Pick out each line of the records that includes the string "FIGHT", and copy it.

[Dataset records]
··········
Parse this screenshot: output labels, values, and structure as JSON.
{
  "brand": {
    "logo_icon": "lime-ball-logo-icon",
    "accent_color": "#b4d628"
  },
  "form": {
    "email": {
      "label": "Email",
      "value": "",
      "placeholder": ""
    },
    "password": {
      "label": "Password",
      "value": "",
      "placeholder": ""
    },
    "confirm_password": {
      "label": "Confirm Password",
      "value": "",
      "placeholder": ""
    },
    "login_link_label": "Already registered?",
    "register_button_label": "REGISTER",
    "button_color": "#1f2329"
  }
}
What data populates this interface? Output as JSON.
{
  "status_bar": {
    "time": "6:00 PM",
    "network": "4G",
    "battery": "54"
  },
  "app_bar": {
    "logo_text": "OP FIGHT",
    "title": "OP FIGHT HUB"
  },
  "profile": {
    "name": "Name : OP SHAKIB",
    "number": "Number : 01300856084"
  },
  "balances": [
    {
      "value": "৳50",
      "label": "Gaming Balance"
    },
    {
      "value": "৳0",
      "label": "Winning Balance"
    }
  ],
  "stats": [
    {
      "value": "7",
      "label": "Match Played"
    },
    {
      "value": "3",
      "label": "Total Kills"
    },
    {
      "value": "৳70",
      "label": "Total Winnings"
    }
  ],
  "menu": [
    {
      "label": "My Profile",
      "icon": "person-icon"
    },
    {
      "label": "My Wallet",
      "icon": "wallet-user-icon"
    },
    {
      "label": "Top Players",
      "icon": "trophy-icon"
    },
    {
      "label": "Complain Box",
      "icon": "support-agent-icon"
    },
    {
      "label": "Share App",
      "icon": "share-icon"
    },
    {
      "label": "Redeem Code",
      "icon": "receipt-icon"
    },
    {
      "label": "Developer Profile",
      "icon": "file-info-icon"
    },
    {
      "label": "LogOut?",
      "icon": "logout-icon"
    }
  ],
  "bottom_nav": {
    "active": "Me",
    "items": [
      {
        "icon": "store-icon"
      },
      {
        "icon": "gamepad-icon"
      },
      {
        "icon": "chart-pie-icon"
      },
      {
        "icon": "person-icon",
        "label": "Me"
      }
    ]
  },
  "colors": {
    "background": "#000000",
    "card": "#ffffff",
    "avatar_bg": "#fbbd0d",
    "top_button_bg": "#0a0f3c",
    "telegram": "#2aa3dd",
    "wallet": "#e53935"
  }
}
··········
Output →
    "logo_text": "OP FIGHT",
    "title": "OP FIGHT HUB"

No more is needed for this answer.